Problem requirements — Your job is to restate each entry word for word.

Material provided —

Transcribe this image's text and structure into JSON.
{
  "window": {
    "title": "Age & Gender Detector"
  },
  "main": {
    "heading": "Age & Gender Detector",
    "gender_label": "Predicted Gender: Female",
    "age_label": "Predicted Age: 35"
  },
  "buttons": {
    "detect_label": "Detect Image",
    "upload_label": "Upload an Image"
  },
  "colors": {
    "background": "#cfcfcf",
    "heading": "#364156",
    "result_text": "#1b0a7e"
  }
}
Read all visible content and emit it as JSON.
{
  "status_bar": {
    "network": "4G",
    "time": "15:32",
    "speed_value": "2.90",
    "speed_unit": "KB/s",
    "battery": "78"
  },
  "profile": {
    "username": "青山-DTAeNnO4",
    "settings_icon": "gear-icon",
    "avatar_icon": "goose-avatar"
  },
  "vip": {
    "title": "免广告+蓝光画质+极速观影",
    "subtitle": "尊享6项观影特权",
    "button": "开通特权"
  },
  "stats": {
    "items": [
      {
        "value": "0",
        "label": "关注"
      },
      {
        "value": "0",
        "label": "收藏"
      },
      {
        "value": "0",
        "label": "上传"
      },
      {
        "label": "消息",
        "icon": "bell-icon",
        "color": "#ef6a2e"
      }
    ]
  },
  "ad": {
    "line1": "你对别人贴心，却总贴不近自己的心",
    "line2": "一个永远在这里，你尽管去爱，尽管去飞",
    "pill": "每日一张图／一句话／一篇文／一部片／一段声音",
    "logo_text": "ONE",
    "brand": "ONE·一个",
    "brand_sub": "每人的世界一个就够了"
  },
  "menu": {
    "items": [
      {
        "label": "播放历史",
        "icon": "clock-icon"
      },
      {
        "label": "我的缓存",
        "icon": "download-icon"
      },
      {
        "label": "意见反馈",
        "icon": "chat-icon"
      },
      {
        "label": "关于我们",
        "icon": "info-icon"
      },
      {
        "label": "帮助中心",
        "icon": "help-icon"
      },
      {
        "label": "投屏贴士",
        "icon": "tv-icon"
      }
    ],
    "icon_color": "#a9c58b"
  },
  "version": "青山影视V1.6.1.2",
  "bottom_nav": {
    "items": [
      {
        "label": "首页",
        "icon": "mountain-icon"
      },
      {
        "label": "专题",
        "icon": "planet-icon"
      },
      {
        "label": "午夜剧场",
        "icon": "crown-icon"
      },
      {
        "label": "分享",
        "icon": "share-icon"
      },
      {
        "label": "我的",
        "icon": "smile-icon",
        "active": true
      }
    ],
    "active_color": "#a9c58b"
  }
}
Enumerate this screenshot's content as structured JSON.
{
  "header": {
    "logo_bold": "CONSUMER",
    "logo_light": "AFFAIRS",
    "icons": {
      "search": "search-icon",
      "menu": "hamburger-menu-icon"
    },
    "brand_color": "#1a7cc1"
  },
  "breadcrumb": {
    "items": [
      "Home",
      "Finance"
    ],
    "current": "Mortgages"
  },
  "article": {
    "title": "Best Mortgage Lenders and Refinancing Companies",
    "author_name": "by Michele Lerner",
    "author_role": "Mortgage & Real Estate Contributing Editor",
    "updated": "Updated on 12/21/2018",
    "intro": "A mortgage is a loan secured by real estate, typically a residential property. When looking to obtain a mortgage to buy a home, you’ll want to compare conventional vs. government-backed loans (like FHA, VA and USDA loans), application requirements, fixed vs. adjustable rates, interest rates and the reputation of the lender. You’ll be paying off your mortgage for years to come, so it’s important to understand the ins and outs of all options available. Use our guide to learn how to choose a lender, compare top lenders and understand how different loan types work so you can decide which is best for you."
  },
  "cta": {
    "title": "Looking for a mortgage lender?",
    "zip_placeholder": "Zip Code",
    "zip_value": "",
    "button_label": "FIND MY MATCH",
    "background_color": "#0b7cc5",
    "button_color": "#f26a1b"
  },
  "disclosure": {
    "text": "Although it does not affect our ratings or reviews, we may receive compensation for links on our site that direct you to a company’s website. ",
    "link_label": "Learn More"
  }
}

Written response —
Transcribe this image's text and structure into JSON.
{
  "window": {
    "title": "Age & Gender Detector"
  },
  "main": {
    "heading": "Age & Gender Detector",
    "gender_label": "Predicted Gender: Female",
    "age_label": "Predicted Age: 35"
  },
  "buttons": {
    "detect_label": "Detect Image",
    "upload_label": "Upload an Image"
  },
  "colors": {
    "background": "#cfcfcf",
    "heading": "#364156",
    "result_text": "#1b0a7e"
  }
}
Read all visible content and emit it as JSON.
{
  "status_bar": {
    "network": "4G",
    "time": "15:32",
    "speed_value": "2.90",
    "speed_unit": "KB/s",
    "battery": "78"
  },
  "profile": {
    "username": "青山-DTAeNnO4",
    "settings_icon": "gear-icon",
    "avatar_icon": "goose-avatar"
  },
  "vip": {
    "title": "免广告+蓝光画质+极速观影",
    "subtitle": "尊享6项观影特权",
    "button": "开通特权"
  },
  "stats": {
    "items": [
      {
        "value": "0",
        "label": "关注"
      },
      {
        "value": "0",
        "label": "收藏"
      },
      {
        "value": "0",
        "label": "上传"
      },
      {
        "label": "消息",
        "icon": "bell-icon",
        "color": "#ef6a2e"
      }
    ]
  },
  "ad": {
    "line1": "你对别人贴心，却总贴不近自己的心",
    "line2": "一个永远在这里，你尽管去爱，尽管去飞",
    "pill": "每日一张图／一句话／一篇文／一部片／一段声音",
    "logo_text": "ONE",
    "brand": "ONE·一个",
    "brand_sub": "每人的世界一个就够了"
  },
  "menu": {
    "items": [
      {
        "label": "播放历史",
        "icon": "clock-icon"
      },
      {
        "label": "我的缓存",
        "icon": "download-icon"
      },
      {
        "label": "意见反馈",
        "icon": "chat-icon"
      },
      {
        "label": "关于我们",
        "icon": "info-icon"
      },
      {
        "label": "帮助中心",
        "icon": "help-icon"
      },
      {
        "label": "投屏贴士",
        "icon": "tv-icon"
      }
    ],
    "icon_color": "#a9c58b"
  },
  "version": "青山影视V1.6.1.2",
  "bottom_nav": {
    "items": [
      {
        "label": "首页",
        "icon": "mountain-icon"
      },
      {
        "label": "专题",
        "icon": "planet-icon"
      },
      {
        "label": "午夜剧场",
        "icon": "crown-icon"
      },
      {
        "label": "分享",
        "icon": "share-icon"
      },
      {
        "label": "我的",
        "icon": "smile-icon",
        "active": true
      }
    ],
    "active_color": "#a9c58b"
  }
}
Enumerate this screenshot's content as structured JSON.
{
  "header": {
    "logo_bold": "CONSUMER",
    "logo_light": "AFFAIRS",
    "icons": {
      "search": "search-icon",
      "menu": "hamburger-menu-icon"
    },
    "brand_color": "#1a7cc1"
  },
  "breadcrumb": {
    "items": [
      "Home",
      "Finance"
    ],
    "current": "Mortgages"
  },
  "article": {
    "title": "Best Mortgage Lenders and Refinancing Companies",
    "author_name": "by Michele Lerner",
    "author_role": "Mortgage & Real Estate Contributing Editor",
    "updated": "Updated on 12/21/2018",
    "intro": "A mortgage is a loan secured by real estate, typically a residential property. When looking to obtain a mortgage to buy a home, you’ll want to compare conventional vs. government-backed loans (like FHA, VA and USDA loans), application requirements, fixed vs. adjustable rates, interest rates and the reputation of the lender. You’ll be paying off your mortgage for years to come, so it’s important to understand the ins and outs of all options available. Use our guide to learn how to choose a lender, compare top lenders and understand how different loan types work so you can decide which is best for you."
  },
  "cta": {
    "title": "Looking for a mortgage lender?",
    "zip_placeholder": "Zip Code",
    "zip_value": "",
    "button_label": "FIND MY MATCH",
    "background_color": "#0b7cc5",
    "button_color": "#f26a1b"
  },
  "disclosure": {
    "text": "Although it does not affect our ratings or reviews, we may receive compensation for links on our site that direct you to a company’s website. ",
    "link_label": "Learn More"
  }
}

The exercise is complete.